**Provided entries**
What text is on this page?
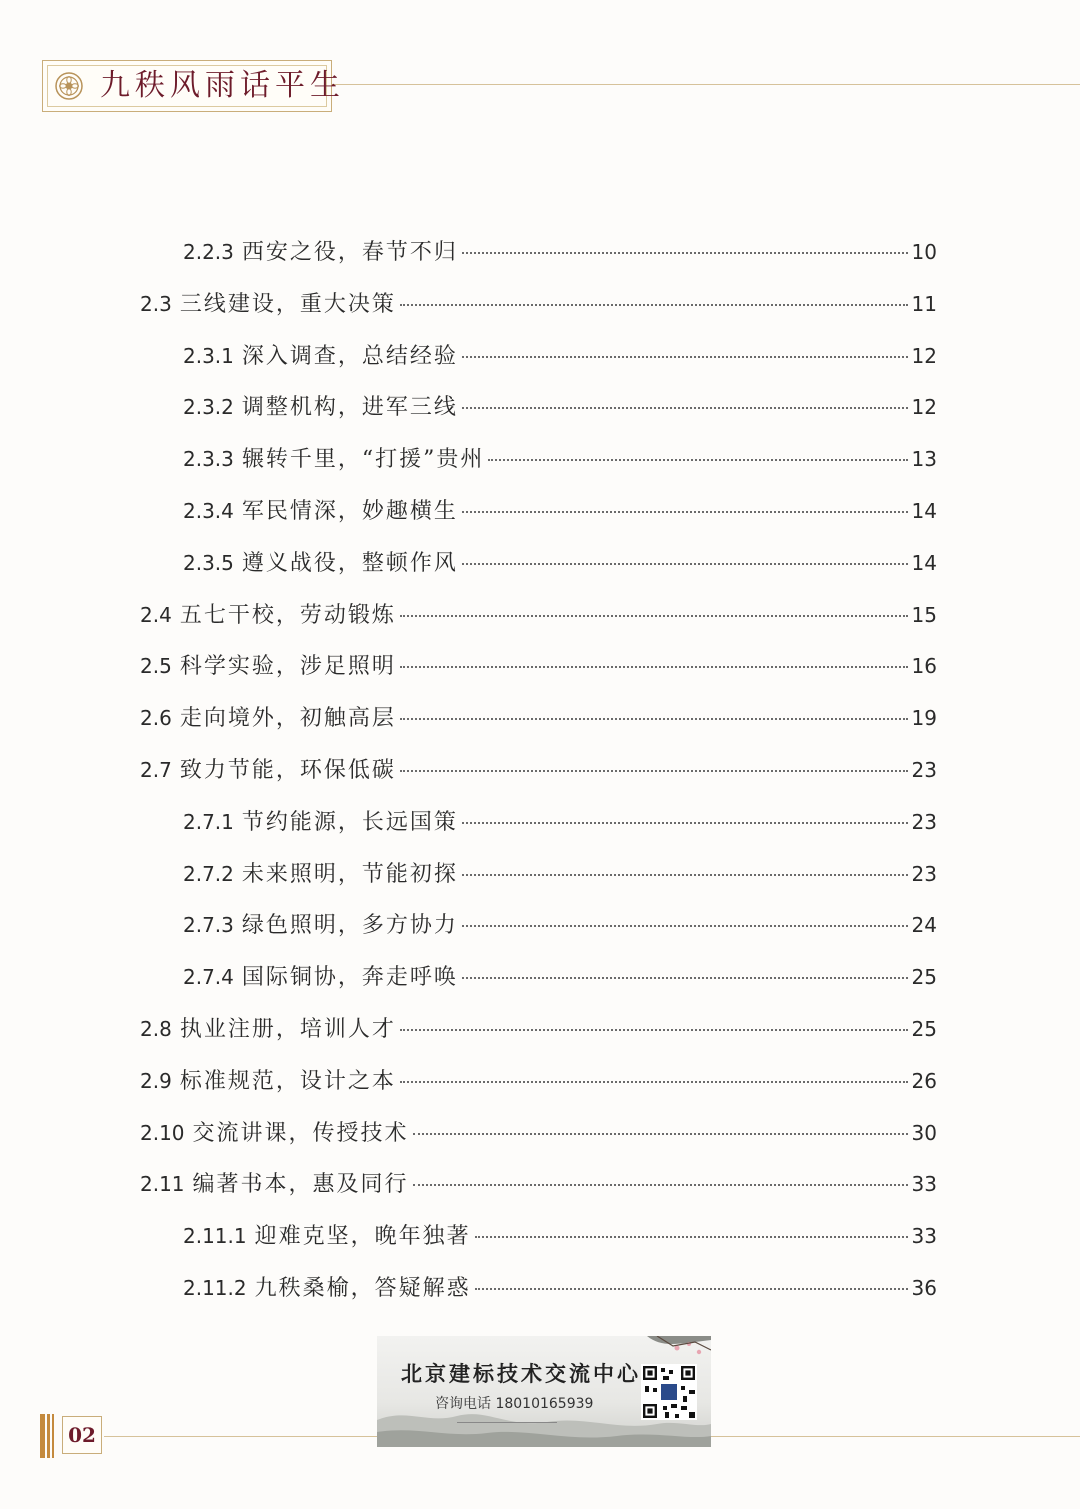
九秩风雨话平生
2.2.3 西安之役，春节不归	10
2.3 三线建设，重大决策	11
2.3.1 深入调查，总结经验	12
2.3.2 调整机构，进军三线	12
2.3.3 辗转千里，“打援”贵州	13
2.3.4 军民情深，妙趣横生	14
2.3.5 遵义战役，整顿作风	14
2.4 五七干校，劳动锻炼	15
2.5 科学实验，涉足照明	16
2.6 走向境外，初触高层	19
2.7 致力节能，环保低碳	23
2.7.1 节约能源，长远国策	23
2.7.2 未来照明，节能初探	23
2.7.3 绿色照明，多方协力	24
2.7.4 国际铜协，奔走呼唤	25
2.8 执业注册，培训人才	25
2.9 标准规范，设计之本	26
2.10 交流讲课，传授技术	30
2.11 编著书本，惠及同行	33
2.11.1 迎难克坚，晚年独著	33
2.11.2 九秩桑榆，答疑解惑	36
02
北京建标技术交流中心
咨询电话 18010165939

**Given exercise**
Please repeat the entries exactly. Do not include the pictures.

**Solution to the problem**
What text is on this page?
九秩风雨话平生
2.2.3 西安之役，春节不归	10
2.3 三线建设，重大决策	11
2.3.1 深入调查，总结经验	12
2.3.2 调整机构，进军三线	12
2.3.3 辗转千里，“打援”贵州	13
2.3.4 军民情深，妙趣横生	14
2.3.5 遵义战役，整顿作风	14
2.4 五七干校，劳动锻炼	15
2.5 科学实验，涉足照明	16
2.6 走向境外，初触高层	19
2.7 致力节能，环保低碳	23
2.7.1 节约能源，长远国策	23
2.7.2 未来照明，节能初探	23
2.7.3 绿色照明，多方协力	24
2.7.4 国际铜协，奔走呼唤	25
2.8 执业注册，培训人才	25
2.9 标准规范，设计之本	26
2.10 交流讲课，传授技术	30
2.11 编著书本，惠及同行	33
2.11.1 迎难克坚，晚年独著	33
2.11.2 九秩桑榆，答疑解惑	36
02
北京建标技术交流中心
咨询电话 18010165939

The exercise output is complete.